Task details
Copy out each line of the listing below in which the string "Utrecht" occurs.

Provided material
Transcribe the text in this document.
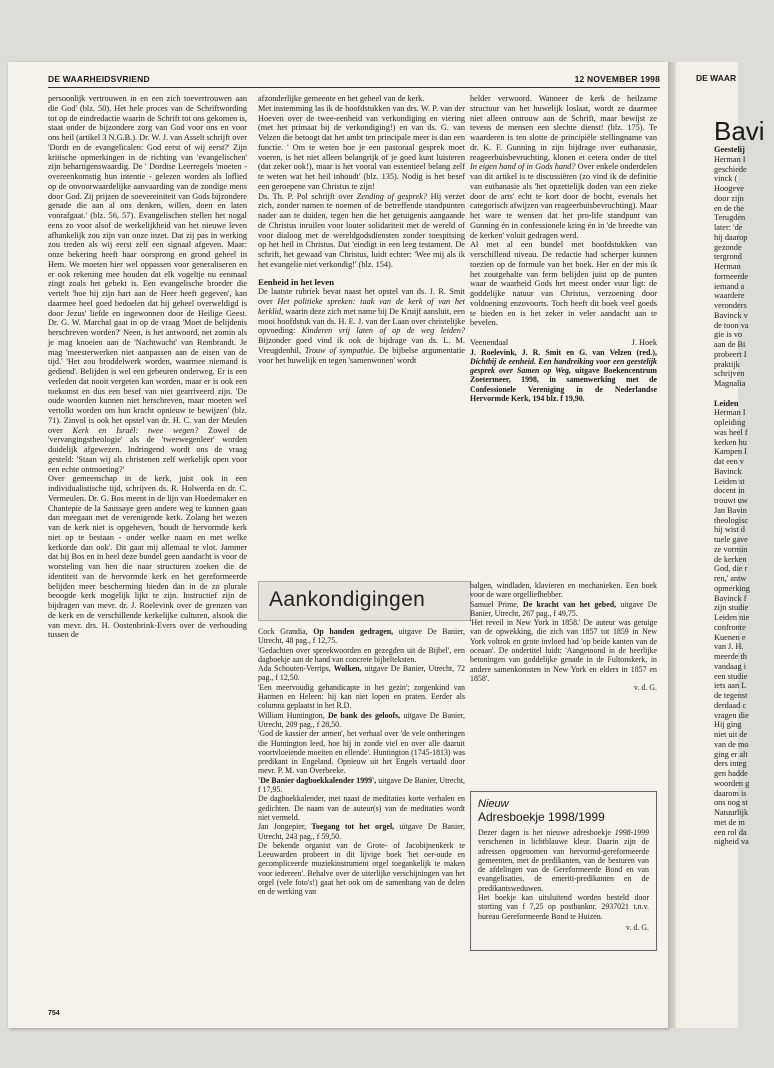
DE WAAR
Bavi
Geestelij
Herman I
geschiede
vinck (
Hoogeve
door zijn
en de the
Terugden
later: 'de
hij daarop
gezonde
tergrond
Herman
formeerde
iemand a
waardere
veronders
Bavinck v
de toon va
gie is vo
aan de Bi
probeert I
praktijk
schrijven
Magnalia
Leiden
Herman I
opleiding
was heel f
kerken hu
Kampen I
dat een v
Bavinck
Leiden st
docent in
trouwt uw
Jan Bavin
theologisc
hij wist d
tuele gave
ze vormin
de kerken
God, die r
ren,' antw
opmerking
Bavinck f
zijn studie
Leiden nie
confronte
Kuenen e
van J. H.
meerde th
vandaag i
een studie
iets aan L
de tegenst
derdaad c
vragen die
Hij ging
niet uit de
van de mo
ging er alt
ders integ
gen hadde
woorden g
daarom is
ons nog st
Natuurlijk
met de m
een rol da
nigheid va
DE WAARHEIDSVRIEND	12 NOVEMBER 1998

persoonlijk vertrouwen in en een zich toevertrouwen aan die God' (blz. 50). Het hele proces van de Schriftwording tot op de eindredactie waarin de Schrift tot ons gekomen is, staat onder de bijzondere zorg van God voor ons en voor ons heil (artikel 3 N.G.B.). Dr. W. J. van Asselt schrijft over 'Dordt en de evangelicalen: God eerst of wij eerst?' Zijn kritische opmerkingen in de richting van 'evangelischen' zijn behartigenswaardig. De ' Dordtse Leerregels 'moeten - overeenkomstig hun intentie - gelezen worden als loflied op de onvoorwaardelijke aanvaarding van de zondige mens door God. Zij prijzen de soevereiniteit van Gods bijzondere genade die aan al ons denken, willen, doen en laten voorafgaat.' (blz. 56, 57). Evangelischen stellen het nogal eens zo voor alsof de werkelijkheid van het nieuwe leven afhankelijk zou zijn van onze inzet. Dat zij pas in werking zou treden als wij eerst zelf een signaal afgeven. Maar: onze bekering heeft haar oorsprong en grond geheel in Hem. We moeten hier wel oppassen voor generaliseren en er ook rekening mee houden dat elk vogeltje nu eenmaal zingt zoals het gebekt is. Een evangelische broeder die vertelt 'hoe hij zijn hart aan de Heer heeft gegeven', kan daarmee heel goed bedoelen dat hij geheel overweldigd is door Jezus' liefde en ingewonnen door de Heilige Geest. Dr. G. W. Marchal gaat in op de vraag 'Moet de belijdenis herschreven worden?' Neen, is het antwoord, net zomin als je mag knoeien aan de 'Nachtwacht' van Rembrandt. Je mag 'meesterwerken niet aanpassen aan de eisen van de tijd.' 'Het zou broddelwerk worden, waarmee niemand is gediend'. Belijden is wel een gebeuren onderweg. Er is een verleden dat nooit vergeten kan worden, maar er is ook een toekomst en dus een besef van niet gearriveerd zijn. 'De oude woorden kunnen niet herschreven, maar moeten wel vertolkt worden om hun kracht opnieuw te bewijzen' (blz. 71). Zinvol is ook het opstel van dr. H. C. van der Meulen over Kerk en Israël: twee wegen? Zowel de 'vervangingstheologie' als de 'tweewegenleer' worden duidelijk afgewezen. Indringend wordt ons de vraag gesteld: 'Staan wij als christenen zelf werkelijk open voor een echte ontmoeting?'

Over gemeenschap in de kerk, juist ook in een individualistische tijd, schrijven ds. R. Holwerda en dr. C. Vermeulen. Dr. G. Bos meent in de lijn van Hoedemaker en Chantepie de la Saussaye geen andere weg te kunnen gaan dan meegaan met de verenigende kerk. Zolang het wezen van de kerk niet is opgeheven, 'houdt de hervormde kerk niet op te bestaan - onder welke naam en met welke kerkorde dan ook'. Dit gaat mij allemaal te vlot. Jammer dat bij Bos en in heel deze bundel geen aandacht is voor de worsteling van hen die naar structuren zoeken die de identiteit van de hervormde kerk en het gereformeerde belijden meer bescherming bieden dan in de zo plurale beoogde kerk mogelijk lijkt te zijn. Instructief zijn de bijdragen van mevr. dr. J. Roelevink over de grenzen van de kerk en de verschillende kerkelijke culturen, alsook die van mevr. drs. H. Oostenbrink-Evers over de verhouding tussen de

754

afzonderlijke gemeente en het geheel van de kerk.

Met instemming las ik de hoofdstukken van drs. W. P. van der Hoeven over de twee-eenheid van verkondiging en viering (met het primaat bij de verkondiging!) en van ds. G. van Velzen die betoogt dat het ambt ten principale meer is dan een functie. ' Om te weten hoe je een pastoraal gesprek moet voeren, is het niet alleen belangrijk of je goed kunt luisteren (dat zeker ook!), maar is het vooral van essentieel belang zelf te weten wat het heil inhoudt' (blz. 135). Nodig is het besef een geroepene van Christus te zijn!

Ds. Th. P. Pol schrijft over Zending of gesprek? Hij verzet zich, zonder namen te noemen of de betreffende standpunten nader aan te duiden, tegen hen die het getuigenis aangaande de Christus inruilen voor louter solidariteit met de wereld of voor dialoog met de wereldgodsdiensten zonder toespitsing op het heil in Christus. Dat 'eindigt in een leeg testament. De schrift, het gewaad van Christus, luidt echter: 'Wee mij als ik het evangelie niet verkondig!' (blz. 154).

Eenheid in het leven

De laatste rubriek bevat naast het opstel van ds. J. R. Smit over Het politieke spreken: taak van de kerk of van het kerklid, waarin deze zich met name bij De Kruijf aansluit, een mooi hoofdstuk van ds. H. E. J. van der Laan over christelijke opvoeding: Kinderen vrij laten of op de weg leiden? Bijzonder goed vind ik ook de bijdrage van ds. L. M. Vreugdenhil, Trouw of sympathie. De bijbelse argumentatie voor het huwelijk en tegen 'samenwonen' wordt

Aankondigingen

Cock Grandia, Op handen gedragen, uitgave De Banier, Utrecht, 48 pag., f 12,75.

'Gedachten over spreekwoorden en gezegden uit de Bijbel', een dagboekje aan de hand van concrete bijbelteksten.

Ada Schouten-Verrips, Wolken, uitgave De Banier, Utrecht, 72 pag., f 12,50.

'Een meervoudig gehandicapte in het gezin'; zorgenkind van Harmen en Heleen: hij kan niet lopen en praten. Eerder als columns geplaatst in het R.D.

William Huntington, De bank des geloofs, uitgave De Banier, Utrecht, 209 pag., f 28,50.

'God de kassier der armen', het verhaal over 'de vele ontheringen die Huntington leed, hoe hij in zonde viel en over alle daaruit voortvloeiende moeiten en ellende'. Huntington (1745-1813) was predikant in Engeland. Opnieuw uit het Engels vertaald door mevr. P. M. van Overbeeke.

'De Banier dagboekkalender 1999', uitgave De Banier, Utrecht, f 17,95.

De dagboekkalender, met naast de meditaties korte verhalen en gedichten. De naam van de auteur(s) van de meditaties wordt niet vermeld.

Jan Jongepier, Toegang tot het orgel, uitgave De Banier, Utrecht, 243 pag., f 59,50.

De bekende organist van de Grote- of Jacobijnenkerk te Leeuwarden probeert in dit lijvige boek 'het oer-oude en gecompliceerde muziekinstrument orgel toegankelijk te maken voor iedereen'. Behalve over de uiterlijke verschijningen van het orgel (vele foto's!) gaat het ook om de samenhang van de delen en de werking van

helder verwoord. Wanneer de kerk de heilzame structuur van het huwelijk loslaat, wordt ze daarmee niet alleen ontrouw aan de Schrift, maar bewijst ze tevens de mensen een slechte dienst! (blz. 175). Te waarderen is ten slotte de principiële stellingname van dr. K. F. Gunning in zijn bijdrage over euthanasie, reageerbuisbevruchting, klonen et cetera onder de titel In eigen hand of in Gods hand? Over enkele onderdelen van dit artikel is te discussiëren (zo vind ik de definitie van euthanasie als 'het opzettelijk doden van een zieke door de arts' echt te kort door de bocht, evenals het categorisch afwijzen van reageerbuisbevruchting). Maar het ware te wensen dat het pro-life standpunt van Gunning én in confessionele kring én in 'de breedte van de kerken' voluit gedragen werd.

Al met al een bundel met hoofdstukken van verschillend niveau. De redactie had scherper kunnen toezien op de formule van het boek. Her en der mis ik het zoutgehalte van ferm belijden juist op de punten waar de waarheid Gods het meest onder vuur ligt: de goddelijke natuur van Christus, verzoening door voldoening enzovoorts. Toch heeft dit boek veel goeds te bieden en is het zeker in veler aandacht aan te bevelen.

Veenendaal	J. Hoek

J. Roelevink, J. R. Smit en G. van Velzen (red.), Dichtbij de eenheid. Een handreiking voor een geestelijk gesprek over Samen op Weg, uitgave Boekencentrum Zoetermeer, 1998, in samenwerking met de Confessionele Vereniging in de Nederlandse Hervormde Kerk, 194 blz. f 19,90.

balgen, windladen, klavieren en mechanieken. Een boek voor de ware orgelliefhebber.

Samuel Prime, De kracht van het gebed, uitgave De Banier, Utrecht, 267 pag., f 49,75.

'Het reveil in New York in 1858.' De auteur was getuige van de opwekking, die zich van 1857 tot 1859 in New York voltrok en grote invloed had 'op beide kanten van de oceaan'. De ondertitel luidt: 'Aangetoond in de heerlijke betoningen van goddelijke genade in de Fultonskerk, in andere samenkomsten in New York en elders in 1857 en 1858'.

v. d. G.

Nieuw
Adresboekje 1998/1999

Dezer dagen is het nieuwe adresboekje 1998-1999 verschenen in lichtblauwe kleur. Daarin zijn de adressen opgenomen van hervormd-gereformeerde gemeenten, met de predikanten, van de besturen van de afdelingen van de Gereformeerde Bond en van evangelisaties, de emeriti-predikanten en de predikantsweduwen.

Het boekje kan uitsluitend worden besteld door storting van f 7,25 op postbanknr. 2937021 t.n.v. bureau Gereformeerde Bond te Huizen.

v. d. G.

Answer
Cock Grandia, Op handen gedragen, uitgave De Banier, Utrecht, 48 pag., f 12,75.
Ada Schouten-Verrips, Wolken, uitgave De Banier, Utrecht, 72 pag., f 12,50.
William Huntington, De bank des geloofs, uitgave De Banier, Utrecht, 209 pag., f 28,50.
'De Banier dagboekkalender 1999', uitgave De Banier, Utrecht, f 17,95.
Jan Jongepier, Toegang tot het orgel, uitgave De Banier, Utrecht, 243 pag., f 59,50.
Samuel Prime, De kracht van het gebed, uitgave De Banier, Utrecht, 267 pag., f 49,75.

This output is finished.